> [EXERCISE AIM] Extract every line below, verbatim.

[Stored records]
════════════════

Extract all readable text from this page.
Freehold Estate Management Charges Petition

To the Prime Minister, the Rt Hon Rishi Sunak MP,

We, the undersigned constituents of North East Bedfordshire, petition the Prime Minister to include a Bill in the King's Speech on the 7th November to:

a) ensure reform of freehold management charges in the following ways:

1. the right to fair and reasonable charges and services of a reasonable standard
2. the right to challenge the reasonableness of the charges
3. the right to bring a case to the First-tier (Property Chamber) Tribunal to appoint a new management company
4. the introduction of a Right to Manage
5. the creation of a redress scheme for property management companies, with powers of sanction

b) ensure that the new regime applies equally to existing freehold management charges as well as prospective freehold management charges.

════════════════

> [WORKED SOLUTION]
Extract all readable text from this page.
Freehold Estate Management Charges Petition

To the Prime Minister, the Rt Hon Rishi Sunak MP,

We, the undersigned constituents of North East Bedfordshire, petition the Prime Minister to include a Bill in the King's Speech on the 7th November to:

a) ensure reform of freehold management charges in the following ways:

1. the right to fair and reasonable charges and services of a reasonable standard
2. the right to challenge the reasonableness of the charges
3. the right to bring a case to the First-tier (Property Chamber) Tribunal to appoint a new management company
4. the introduction of a Right to Manage
5. the creation of a redress scheme for property management companies, with powers of sanction

b) ensure that the new regime applies equally to existing freehold management charges as well as prospective freehold management charges.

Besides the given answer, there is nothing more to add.